» Aim
Present every line of the material as a numbered list, skipping blank lines and leaving out the pictures.

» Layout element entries
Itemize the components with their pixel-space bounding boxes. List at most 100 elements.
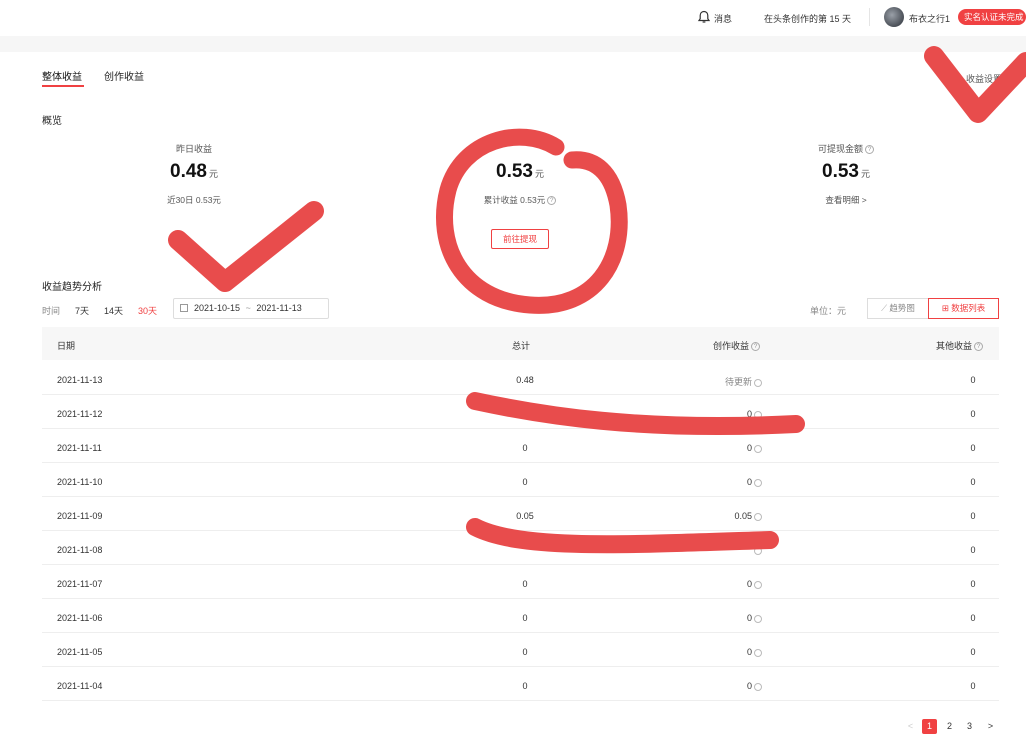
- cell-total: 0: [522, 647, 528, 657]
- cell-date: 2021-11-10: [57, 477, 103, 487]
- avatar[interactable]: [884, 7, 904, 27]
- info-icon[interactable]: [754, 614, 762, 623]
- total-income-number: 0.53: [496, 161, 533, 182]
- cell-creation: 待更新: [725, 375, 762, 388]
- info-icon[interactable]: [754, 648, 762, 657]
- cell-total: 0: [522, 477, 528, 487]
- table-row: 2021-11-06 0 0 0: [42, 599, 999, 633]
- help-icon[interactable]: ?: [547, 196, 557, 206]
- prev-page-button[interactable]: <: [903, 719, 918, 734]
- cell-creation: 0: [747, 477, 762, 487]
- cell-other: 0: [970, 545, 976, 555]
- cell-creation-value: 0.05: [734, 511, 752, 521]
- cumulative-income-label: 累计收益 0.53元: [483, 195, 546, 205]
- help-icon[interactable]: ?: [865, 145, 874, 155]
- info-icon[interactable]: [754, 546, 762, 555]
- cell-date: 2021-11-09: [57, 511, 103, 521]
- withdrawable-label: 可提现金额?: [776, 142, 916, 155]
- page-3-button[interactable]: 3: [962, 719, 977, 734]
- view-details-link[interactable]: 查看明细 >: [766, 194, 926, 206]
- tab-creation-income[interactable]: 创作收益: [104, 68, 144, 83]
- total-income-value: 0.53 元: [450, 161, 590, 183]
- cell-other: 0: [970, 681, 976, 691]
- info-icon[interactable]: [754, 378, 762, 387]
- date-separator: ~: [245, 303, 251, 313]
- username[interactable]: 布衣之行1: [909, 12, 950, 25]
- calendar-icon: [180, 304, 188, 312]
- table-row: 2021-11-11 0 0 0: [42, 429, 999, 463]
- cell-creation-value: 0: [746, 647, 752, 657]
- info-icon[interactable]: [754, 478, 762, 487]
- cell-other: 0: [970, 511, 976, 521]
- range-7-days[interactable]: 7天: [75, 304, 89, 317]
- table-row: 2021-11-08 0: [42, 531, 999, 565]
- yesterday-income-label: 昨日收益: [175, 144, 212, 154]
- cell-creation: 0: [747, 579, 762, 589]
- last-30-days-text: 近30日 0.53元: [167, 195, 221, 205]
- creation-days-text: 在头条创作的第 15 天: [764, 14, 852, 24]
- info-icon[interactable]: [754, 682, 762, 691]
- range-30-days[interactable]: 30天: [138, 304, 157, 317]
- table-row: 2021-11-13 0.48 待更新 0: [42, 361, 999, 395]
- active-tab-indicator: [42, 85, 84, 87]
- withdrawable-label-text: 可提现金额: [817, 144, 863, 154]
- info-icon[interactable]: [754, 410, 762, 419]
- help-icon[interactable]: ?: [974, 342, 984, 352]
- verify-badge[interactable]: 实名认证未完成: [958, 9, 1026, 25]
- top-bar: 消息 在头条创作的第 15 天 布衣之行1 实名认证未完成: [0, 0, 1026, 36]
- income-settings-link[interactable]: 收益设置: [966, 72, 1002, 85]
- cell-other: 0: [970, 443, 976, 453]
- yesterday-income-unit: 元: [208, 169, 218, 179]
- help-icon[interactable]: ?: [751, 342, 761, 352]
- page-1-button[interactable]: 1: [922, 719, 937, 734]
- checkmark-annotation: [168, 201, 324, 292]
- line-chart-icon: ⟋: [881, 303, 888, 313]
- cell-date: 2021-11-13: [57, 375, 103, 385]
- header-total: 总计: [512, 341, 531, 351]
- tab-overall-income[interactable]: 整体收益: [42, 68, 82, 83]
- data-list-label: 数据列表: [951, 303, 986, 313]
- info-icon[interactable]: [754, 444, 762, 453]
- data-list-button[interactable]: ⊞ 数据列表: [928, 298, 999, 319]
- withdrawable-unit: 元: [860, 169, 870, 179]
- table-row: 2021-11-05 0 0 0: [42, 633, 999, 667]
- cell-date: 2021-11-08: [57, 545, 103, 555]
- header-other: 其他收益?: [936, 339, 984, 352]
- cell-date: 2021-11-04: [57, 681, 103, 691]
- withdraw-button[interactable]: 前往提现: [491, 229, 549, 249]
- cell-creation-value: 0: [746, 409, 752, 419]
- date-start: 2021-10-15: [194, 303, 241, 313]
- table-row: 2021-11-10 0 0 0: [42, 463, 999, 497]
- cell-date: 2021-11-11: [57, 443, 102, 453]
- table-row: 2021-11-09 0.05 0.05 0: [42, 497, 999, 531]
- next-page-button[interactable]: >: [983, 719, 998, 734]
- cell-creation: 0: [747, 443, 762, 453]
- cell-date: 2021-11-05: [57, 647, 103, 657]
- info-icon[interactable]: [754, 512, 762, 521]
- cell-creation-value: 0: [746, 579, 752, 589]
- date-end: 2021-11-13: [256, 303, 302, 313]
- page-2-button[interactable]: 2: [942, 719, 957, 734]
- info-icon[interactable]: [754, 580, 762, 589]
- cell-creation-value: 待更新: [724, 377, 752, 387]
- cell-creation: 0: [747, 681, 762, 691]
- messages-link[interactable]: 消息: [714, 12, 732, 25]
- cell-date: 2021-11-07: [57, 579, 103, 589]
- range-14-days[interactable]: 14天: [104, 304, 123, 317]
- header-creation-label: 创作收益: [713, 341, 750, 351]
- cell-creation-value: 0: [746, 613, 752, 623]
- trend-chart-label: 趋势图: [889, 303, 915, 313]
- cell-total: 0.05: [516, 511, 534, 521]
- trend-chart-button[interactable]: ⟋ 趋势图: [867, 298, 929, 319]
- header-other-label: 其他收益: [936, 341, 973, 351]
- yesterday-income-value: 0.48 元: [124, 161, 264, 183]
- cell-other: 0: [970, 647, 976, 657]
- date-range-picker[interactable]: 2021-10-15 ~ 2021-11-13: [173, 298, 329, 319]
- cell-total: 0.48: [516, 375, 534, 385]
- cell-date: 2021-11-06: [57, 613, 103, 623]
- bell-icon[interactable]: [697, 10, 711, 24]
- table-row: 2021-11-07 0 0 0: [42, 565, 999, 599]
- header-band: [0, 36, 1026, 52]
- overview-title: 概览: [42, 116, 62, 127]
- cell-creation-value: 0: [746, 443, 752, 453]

» Output
1. Itemize the components with their pixel-space bounding boxes. List at most 100 elements.
2. - cell-total: 0: [522, 647, 528, 657]
3. - cell-date: 2021-11-10: [57, 477, 103, 487]
4. - avatar[interactable]: [884, 7, 904, 27]
5. - info-icon[interactable]: [754, 614, 762, 623]
6. - total-income-number: 0.53: [496, 161, 533, 182]
7. - cell-creation: 待更新: [725, 375, 762, 388]
8. - info-icon[interactable]: [754, 648, 762, 657]
9. - cell-total: 0: [522, 477, 528, 487]
10. - table-row: 2021-11-06 0 0 0: [42, 599, 999, 633]
11. - help-icon[interactable]: ?: [547, 196, 557, 206]
12. - prev-page-button[interactable]: <: [903, 719, 918, 734]
13. - cell-creation: 0: [747, 477, 762, 487]
14. - cell-other: 0: [970, 545, 976, 555]
15. - cell-creation-value: 0.05: [734, 511, 752, 521]
16. - cumulative-income-label: 累计收益 0.53元: [483, 195, 546, 205]
17. - help-icon[interactable]: ?: [865, 145, 874, 155]
18. - info-icon[interactable]: [754, 546, 762, 555]
19. - cell-date: 2021-11-09: [57, 511, 103, 521]
20. - withdrawable-label: 可提现金额?: [776, 142, 916, 155]
21. - page-3-button[interactable]: 3: [962, 719, 977, 734]
22. - view-details-link[interactable]: 查看明细 >: [766, 194, 926, 206]
23. - tab-creation-income[interactable]: 创作收益: [104, 68, 144, 83]
24. - total-income-value: 0.53 元: [450, 161, 590, 183]
25. - cell-other: 0: [970, 681, 976, 691]
26. - info-icon[interactable]: [754, 378, 762, 387]
27. - date-separator: ~: [245, 303, 251, 313]
28. - username[interactable]: 布衣之行1: [909, 12, 950, 25]
29. - calendar-icon: [180, 304, 188, 312]
30. - table-row: 2021-11-11 0 0 0: [42, 429, 999, 463]
31. - cell-creation-value: 0: [746, 647, 752, 657]
32. - info-icon[interactable]: [754, 478, 762, 487]
33. - cell-other: 0: [970, 511, 976, 521]
34. - range-7-days[interactable]: 7天: [75, 304, 89, 317]
35. - table-row: 2021-11-08 0: [42, 531, 999, 565]
36. - yesterday-income-label: 昨日收益: [175, 144, 212, 154]
37. - cell-creation: 0: [747, 579, 762, 589]
38. - last-30-days-text: 近30日 0.53元: [167, 195, 221, 205]
39. - creation-days-text: 在头条创作的第 15 天: [764, 14, 852, 24]
40. - info-icon[interactable]: [754, 682, 762, 691]
41. - range-30-days[interactable]: 30天: [138, 304, 157, 317]
42. - table-row: 2021-11-13 0.48 待更新 0: [42, 361, 999, 395]
43. - active-tab-indicator: [42, 85, 84, 87]
44. - withdrawable-label-text: 可提现金额: [817, 144, 863, 154]
45. - info-icon[interactable]: [754, 410, 762, 419]
46. - help-icon[interactable]: ?: [974, 342, 984, 352]
47. - verify-badge[interactable]: 实名认证未完成: [958, 9, 1026, 25]
48. - top-bar: 消息 在头条创作的第 15 天 布衣之行1 实名认证未完成: [0, 0, 1026, 36]
49. - income-settings-link[interactable]: 收益设置: [966, 72, 1002, 85]
50. - cell-other: 0: [970, 443, 976, 453]
51. - yesterday-income-unit: 元: [208, 169, 218, 179]
52. - help-icon[interactable]: ?: [751, 342, 761, 352]
53. - page-1-button[interactable]: 1: [922, 719, 937, 734]
54. - checkmark-annotation: [168, 201, 324, 292]
55. - line-chart-icon: ⟋: [881, 303, 888, 313]
56. - cell-date: 2021-11-13: [57, 375, 103, 385]
57. - header-total: 总计: [512, 341, 531, 351]
58. - tab-overall-income[interactable]: 整体收益: [42, 68, 82, 83]
59. - data-list-label: 数据列表: [951, 303, 986, 313]
60. - info-icon[interactable]: [754, 444, 762, 453]
61. - data-list-button[interactable]: ⊞ 数据列表: [928, 298, 999, 319]
62. - withdrawable-unit: 元: [860, 169, 870, 179]
63. - table-row: 2021-11-05 0 0 0: [42, 633, 999, 667]
64. - cell-date: 2021-11-08: [57, 545, 103, 555]
65. - header-other: 其他收益?: [936, 339, 984, 352]
66. - cell-date: 2021-11-04: [57, 681, 103, 691]
67. - withdraw-button[interactable]: 前往提现: [491, 229, 549, 249]
68. - cell-creation-value: 0: [746, 409, 752, 419]
69. - date-start: 2021-10-15: [194, 303, 241, 313]
70. - table-row: 2021-11-10 0 0 0: [42, 463, 999, 497]
71. - cell-date: 2021-11-11: [57, 443, 102, 453]
72. - table-row: 2021-11-09 0.05 0.05 0: [42, 497, 999, 531]
73. - next-page-button[interactable]: >: [983, 719, 998, 734]
74. - cell-creation: 0: [747, 443, 762, 453]
75. - cell-date: 2021-11-05: [57, 647, 103, 657]
76. - info-icon[interactable]: [754, 512, 762, 521]
77. - cell-creation-value: 0: [746, 579, 752, 589]
78. - date-end: 2021-11-13: [256, 303, 302, 313]
79. - page-2-button[interactable]: 2: [942, 719, 957, 734]
80. - info-icon[interactable]: [754, 580, 762, 589]
81. - cell-creation-value: 待更新: [724, 377, 752, 387]
82. - cell-creation: 0: [747, 681, 762, 691]
83. - messages-link[interactable]: 消息: [714, 12, 732, 25]
84. - cell-date: 2021-11-07: [57, 579, 103, 589]
85. - range-14-days[interactable]: 14天: [104, 304, 123, 317]
86. - header-creation-label: 创作收益: [713, 341, 750, 351]
87. - cell-creation-value: 0: [746, 613, 752, 623]
88. - trend-chart-label: 趋势图: [889, 303, 915, 313]
89. - cell-total: 0.05: [516, 511, 534, 521]
90. - trend-chart-button[interactable]: ⟋ 趋势图: [867, 298, 929, 319]
91. - header-other-label: 其他收益: [936, 341, 973, 351]
92. - yesterday-income-value: 0.48 元: [124, 161, 264, 183]
93. - cell-other: 0: [970, 647, 976, 657]
94. - date-range-picker[interactable]: 2021-10-15 ~ 2021-11-13: [173, 298, 329, 319]
95. - cell-total: 0.48: [516, 375, 534, 385]
96. - cell-date: 2021-11-06: [57, 613, 103, 623]
97. - bell-icon[interactable]: [697, 10, 711, 24]
98. - table-row: 2021-11-07 0 0 0: [42, 565, 999, 599]
99. - header-band: [0, 36, 1026, 52]
100. - overview-title: 概览: [42, 116, 62, 127]
101. - cell-creation-value: 0: [746, 443, 752, 453]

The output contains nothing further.